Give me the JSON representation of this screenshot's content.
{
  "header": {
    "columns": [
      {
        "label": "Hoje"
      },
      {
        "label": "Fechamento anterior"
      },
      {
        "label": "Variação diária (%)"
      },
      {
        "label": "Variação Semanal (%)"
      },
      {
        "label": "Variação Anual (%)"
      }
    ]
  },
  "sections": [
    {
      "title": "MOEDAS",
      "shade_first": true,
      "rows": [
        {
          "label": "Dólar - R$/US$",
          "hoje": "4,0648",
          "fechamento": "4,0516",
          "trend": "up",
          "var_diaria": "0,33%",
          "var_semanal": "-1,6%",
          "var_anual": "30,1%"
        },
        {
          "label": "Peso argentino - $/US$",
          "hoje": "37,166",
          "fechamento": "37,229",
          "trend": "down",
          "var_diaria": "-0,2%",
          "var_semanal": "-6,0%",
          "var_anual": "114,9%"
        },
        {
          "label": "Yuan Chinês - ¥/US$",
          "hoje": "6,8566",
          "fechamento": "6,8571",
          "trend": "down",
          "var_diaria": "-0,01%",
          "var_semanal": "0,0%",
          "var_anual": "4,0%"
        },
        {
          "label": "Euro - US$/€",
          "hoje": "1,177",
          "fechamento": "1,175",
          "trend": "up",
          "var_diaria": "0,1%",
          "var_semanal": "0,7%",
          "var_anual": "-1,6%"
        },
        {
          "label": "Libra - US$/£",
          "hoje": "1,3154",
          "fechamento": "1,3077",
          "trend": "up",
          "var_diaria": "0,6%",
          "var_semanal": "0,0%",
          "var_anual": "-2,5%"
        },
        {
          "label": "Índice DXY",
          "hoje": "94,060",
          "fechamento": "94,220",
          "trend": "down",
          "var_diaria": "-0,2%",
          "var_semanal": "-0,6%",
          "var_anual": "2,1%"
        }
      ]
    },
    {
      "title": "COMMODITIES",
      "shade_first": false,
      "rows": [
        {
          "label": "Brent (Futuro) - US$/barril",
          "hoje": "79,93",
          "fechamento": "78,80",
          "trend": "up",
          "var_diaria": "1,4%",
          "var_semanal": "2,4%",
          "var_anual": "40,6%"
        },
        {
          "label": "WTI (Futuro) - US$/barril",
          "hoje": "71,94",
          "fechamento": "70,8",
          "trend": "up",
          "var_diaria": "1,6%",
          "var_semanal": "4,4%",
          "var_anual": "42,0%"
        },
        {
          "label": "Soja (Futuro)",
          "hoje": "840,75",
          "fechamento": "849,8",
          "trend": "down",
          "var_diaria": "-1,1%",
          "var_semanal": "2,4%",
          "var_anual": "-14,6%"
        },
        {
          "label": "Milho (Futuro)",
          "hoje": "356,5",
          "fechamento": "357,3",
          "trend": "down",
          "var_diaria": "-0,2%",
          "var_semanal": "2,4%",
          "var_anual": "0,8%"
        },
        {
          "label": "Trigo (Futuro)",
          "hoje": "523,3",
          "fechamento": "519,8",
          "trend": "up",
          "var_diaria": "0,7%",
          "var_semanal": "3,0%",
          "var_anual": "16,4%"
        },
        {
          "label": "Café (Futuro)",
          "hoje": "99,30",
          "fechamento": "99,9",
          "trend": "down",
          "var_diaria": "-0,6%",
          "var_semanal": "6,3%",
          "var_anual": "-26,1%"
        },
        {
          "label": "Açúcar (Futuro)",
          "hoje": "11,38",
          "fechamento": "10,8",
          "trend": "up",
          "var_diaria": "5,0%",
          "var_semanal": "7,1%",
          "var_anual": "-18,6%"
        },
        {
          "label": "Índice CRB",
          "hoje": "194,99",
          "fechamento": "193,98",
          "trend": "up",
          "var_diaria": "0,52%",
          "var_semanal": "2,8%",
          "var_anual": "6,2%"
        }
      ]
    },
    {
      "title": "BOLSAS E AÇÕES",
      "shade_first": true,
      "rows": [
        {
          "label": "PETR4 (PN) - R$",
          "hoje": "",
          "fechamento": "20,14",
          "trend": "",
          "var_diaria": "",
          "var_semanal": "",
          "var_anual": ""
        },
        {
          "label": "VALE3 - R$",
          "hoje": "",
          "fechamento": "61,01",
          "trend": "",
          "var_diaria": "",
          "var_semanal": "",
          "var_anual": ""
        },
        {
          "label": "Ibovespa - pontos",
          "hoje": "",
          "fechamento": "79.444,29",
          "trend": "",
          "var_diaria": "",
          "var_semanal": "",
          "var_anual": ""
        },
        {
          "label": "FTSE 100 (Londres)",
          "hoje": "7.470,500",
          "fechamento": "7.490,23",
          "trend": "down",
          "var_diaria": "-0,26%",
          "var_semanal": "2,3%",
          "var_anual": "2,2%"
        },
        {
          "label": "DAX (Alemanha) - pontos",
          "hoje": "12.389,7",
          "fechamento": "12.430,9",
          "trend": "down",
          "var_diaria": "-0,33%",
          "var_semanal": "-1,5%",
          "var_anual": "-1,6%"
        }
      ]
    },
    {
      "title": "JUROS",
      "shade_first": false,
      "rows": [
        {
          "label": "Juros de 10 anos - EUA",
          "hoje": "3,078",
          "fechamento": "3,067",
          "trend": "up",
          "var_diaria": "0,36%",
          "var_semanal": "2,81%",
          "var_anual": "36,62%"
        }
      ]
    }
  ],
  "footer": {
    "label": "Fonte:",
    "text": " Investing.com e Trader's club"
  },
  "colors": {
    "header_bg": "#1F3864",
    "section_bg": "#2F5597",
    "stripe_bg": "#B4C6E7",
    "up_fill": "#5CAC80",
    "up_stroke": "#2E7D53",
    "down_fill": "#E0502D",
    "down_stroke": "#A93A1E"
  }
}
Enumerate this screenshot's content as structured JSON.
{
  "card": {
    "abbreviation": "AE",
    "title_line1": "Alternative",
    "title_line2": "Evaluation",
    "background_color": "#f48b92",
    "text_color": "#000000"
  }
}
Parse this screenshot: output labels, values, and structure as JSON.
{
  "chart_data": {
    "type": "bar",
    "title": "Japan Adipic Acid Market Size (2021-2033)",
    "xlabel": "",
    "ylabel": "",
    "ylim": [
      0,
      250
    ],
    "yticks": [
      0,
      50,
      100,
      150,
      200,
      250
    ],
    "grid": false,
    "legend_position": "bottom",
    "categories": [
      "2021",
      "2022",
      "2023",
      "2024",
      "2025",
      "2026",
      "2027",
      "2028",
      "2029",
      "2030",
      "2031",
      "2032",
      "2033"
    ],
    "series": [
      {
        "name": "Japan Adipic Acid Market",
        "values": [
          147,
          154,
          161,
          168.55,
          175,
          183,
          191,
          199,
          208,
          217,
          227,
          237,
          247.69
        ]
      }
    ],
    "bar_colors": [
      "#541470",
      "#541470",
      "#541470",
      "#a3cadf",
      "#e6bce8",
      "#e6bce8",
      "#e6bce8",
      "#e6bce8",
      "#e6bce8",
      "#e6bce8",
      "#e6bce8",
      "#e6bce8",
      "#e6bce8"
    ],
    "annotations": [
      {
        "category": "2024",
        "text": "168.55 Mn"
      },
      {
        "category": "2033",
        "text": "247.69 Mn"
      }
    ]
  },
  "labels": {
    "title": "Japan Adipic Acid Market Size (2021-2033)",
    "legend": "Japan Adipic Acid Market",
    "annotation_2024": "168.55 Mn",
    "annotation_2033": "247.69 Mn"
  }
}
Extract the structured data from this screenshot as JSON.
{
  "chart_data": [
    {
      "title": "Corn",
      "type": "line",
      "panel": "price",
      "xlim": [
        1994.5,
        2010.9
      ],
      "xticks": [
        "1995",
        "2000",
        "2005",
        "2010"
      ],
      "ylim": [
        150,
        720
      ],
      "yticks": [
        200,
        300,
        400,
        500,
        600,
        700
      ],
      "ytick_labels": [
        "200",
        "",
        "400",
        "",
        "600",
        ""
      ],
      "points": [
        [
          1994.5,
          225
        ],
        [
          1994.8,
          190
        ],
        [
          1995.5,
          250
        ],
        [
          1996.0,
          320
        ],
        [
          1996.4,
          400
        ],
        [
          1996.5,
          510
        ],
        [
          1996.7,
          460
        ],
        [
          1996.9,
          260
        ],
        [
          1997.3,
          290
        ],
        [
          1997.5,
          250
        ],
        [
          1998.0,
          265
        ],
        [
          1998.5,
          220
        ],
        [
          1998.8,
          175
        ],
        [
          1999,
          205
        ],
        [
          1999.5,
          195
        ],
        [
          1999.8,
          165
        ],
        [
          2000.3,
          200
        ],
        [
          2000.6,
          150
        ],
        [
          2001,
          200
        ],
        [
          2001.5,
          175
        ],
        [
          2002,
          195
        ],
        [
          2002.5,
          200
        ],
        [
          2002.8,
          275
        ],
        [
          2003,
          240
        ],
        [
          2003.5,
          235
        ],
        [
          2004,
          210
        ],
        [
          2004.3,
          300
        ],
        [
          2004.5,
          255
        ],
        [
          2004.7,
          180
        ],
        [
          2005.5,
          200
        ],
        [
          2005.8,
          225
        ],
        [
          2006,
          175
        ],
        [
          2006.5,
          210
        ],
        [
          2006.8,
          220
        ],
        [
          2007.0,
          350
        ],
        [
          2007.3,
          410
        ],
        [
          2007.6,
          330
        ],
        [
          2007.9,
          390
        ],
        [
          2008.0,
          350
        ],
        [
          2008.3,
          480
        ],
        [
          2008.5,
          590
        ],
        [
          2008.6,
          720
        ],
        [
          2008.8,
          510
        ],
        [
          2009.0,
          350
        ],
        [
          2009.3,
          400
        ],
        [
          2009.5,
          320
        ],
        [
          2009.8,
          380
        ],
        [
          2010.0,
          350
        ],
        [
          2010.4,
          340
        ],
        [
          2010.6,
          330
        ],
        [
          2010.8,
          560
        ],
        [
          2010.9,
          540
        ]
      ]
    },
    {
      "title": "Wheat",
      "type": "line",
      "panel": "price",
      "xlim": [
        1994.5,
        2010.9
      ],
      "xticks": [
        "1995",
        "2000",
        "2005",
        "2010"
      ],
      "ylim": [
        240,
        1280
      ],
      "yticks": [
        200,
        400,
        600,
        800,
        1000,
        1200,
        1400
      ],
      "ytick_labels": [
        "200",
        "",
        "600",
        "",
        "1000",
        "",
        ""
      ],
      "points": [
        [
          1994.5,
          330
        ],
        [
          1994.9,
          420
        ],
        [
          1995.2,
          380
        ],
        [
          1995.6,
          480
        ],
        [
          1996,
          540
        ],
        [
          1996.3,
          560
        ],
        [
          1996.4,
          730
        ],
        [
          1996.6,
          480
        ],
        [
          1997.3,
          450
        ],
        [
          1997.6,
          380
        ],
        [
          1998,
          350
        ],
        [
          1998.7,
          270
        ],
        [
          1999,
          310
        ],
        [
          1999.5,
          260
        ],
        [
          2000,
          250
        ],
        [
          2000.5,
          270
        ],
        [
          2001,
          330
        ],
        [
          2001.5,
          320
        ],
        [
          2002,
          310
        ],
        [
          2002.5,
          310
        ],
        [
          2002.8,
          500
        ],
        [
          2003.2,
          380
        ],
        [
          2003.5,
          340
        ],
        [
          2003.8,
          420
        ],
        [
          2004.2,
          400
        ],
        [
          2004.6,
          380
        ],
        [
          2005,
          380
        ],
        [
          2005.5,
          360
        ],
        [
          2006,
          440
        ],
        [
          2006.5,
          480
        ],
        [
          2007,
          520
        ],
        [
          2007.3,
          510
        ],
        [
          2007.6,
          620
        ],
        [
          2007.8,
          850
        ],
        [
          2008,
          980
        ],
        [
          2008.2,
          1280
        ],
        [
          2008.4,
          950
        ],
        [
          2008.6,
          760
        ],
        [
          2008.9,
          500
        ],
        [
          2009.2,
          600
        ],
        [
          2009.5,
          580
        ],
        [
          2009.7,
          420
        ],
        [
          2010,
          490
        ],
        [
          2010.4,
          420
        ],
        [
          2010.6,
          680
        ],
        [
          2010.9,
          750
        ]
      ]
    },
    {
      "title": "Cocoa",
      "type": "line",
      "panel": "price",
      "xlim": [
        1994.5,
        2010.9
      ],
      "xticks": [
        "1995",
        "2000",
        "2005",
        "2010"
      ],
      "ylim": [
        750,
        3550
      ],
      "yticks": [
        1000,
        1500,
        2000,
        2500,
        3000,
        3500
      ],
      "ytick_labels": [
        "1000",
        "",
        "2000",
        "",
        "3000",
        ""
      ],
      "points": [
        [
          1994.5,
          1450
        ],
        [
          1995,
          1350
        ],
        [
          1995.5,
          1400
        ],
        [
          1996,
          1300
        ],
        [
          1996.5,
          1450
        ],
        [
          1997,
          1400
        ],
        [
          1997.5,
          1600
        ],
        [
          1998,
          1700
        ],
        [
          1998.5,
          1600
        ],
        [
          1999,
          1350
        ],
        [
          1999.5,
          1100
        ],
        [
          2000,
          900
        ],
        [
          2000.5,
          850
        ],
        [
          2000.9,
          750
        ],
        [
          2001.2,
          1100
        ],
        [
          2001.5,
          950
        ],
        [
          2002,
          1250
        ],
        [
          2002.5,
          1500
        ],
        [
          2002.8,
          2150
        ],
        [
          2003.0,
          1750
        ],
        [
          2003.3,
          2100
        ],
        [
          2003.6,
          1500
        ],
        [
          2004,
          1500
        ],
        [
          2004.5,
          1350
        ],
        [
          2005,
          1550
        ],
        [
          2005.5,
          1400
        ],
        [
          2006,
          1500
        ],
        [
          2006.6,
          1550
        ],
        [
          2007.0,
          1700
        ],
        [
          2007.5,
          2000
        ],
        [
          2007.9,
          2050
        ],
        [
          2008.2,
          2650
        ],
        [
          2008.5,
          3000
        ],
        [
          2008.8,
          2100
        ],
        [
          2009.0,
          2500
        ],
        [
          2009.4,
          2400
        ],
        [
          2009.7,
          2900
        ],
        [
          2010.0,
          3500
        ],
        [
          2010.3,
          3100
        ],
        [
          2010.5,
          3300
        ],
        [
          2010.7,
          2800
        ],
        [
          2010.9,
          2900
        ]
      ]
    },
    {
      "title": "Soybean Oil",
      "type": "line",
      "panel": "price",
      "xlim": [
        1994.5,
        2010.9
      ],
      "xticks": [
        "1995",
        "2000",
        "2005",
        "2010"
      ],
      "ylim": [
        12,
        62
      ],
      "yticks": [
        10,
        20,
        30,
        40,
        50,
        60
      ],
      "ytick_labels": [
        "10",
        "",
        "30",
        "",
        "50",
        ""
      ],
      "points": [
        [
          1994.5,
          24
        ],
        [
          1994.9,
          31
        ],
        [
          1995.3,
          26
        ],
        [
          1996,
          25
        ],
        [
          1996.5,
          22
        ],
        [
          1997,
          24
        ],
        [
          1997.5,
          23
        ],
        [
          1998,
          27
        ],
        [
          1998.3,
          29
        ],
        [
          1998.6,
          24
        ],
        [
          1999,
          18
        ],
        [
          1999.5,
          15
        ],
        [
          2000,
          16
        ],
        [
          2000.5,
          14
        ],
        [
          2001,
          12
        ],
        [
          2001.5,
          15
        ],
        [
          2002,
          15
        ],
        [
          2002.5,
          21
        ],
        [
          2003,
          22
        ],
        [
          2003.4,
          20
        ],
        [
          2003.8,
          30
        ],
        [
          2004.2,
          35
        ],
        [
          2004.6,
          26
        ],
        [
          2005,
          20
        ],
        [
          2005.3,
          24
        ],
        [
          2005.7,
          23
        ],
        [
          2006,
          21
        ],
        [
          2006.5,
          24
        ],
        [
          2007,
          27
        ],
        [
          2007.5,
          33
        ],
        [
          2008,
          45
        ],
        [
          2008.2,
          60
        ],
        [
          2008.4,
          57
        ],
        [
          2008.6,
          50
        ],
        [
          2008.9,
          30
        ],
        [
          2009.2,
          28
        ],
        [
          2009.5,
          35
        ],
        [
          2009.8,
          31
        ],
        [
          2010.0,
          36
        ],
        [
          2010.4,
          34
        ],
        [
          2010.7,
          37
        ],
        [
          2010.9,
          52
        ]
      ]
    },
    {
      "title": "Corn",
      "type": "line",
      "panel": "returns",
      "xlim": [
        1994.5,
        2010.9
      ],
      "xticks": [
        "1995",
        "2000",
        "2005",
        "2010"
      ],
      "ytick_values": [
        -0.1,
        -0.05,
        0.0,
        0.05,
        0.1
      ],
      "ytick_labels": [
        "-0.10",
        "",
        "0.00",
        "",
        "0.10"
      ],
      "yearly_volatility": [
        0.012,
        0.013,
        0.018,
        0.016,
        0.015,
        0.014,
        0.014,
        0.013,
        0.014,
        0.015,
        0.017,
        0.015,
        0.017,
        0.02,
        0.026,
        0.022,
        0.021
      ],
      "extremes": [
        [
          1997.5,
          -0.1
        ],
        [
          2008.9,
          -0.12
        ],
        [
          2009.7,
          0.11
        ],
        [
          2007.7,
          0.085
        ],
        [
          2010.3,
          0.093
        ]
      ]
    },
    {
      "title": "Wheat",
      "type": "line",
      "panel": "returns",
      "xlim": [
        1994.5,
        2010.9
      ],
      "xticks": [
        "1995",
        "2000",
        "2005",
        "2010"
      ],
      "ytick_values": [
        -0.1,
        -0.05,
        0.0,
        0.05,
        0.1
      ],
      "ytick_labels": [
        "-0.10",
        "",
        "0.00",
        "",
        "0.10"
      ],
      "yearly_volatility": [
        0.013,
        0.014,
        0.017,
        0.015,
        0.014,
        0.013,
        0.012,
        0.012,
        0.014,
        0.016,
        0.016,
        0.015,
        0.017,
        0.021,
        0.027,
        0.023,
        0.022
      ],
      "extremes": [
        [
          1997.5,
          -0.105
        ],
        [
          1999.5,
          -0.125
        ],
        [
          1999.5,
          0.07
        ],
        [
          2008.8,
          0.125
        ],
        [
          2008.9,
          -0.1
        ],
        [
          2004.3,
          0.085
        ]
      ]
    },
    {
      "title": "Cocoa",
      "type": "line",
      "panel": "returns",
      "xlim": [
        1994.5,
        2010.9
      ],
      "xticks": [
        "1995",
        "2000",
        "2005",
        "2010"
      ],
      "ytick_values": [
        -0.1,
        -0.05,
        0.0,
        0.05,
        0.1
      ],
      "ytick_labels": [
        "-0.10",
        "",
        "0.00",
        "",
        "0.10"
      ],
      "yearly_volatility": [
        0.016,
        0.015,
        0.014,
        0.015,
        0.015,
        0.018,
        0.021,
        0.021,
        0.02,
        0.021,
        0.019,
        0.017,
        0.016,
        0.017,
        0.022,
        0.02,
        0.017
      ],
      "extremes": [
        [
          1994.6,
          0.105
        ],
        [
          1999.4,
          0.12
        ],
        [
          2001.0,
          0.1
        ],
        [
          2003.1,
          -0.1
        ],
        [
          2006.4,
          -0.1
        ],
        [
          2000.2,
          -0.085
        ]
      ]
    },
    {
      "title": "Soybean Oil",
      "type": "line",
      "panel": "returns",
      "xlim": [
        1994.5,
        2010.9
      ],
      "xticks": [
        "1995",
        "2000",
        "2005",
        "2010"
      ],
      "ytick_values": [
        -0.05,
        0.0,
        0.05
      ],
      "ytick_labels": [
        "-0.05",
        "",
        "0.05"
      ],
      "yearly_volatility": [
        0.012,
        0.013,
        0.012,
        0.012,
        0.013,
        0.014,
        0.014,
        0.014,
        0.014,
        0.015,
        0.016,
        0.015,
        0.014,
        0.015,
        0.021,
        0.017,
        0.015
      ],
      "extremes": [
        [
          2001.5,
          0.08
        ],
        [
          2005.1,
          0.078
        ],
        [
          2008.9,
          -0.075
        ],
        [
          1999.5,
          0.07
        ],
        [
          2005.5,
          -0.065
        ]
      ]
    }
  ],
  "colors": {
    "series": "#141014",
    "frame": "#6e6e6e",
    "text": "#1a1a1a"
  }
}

- **What the task asks**
Reply with nothing except the number of lines in the listing above that include the string "Market".

- **The solution**
4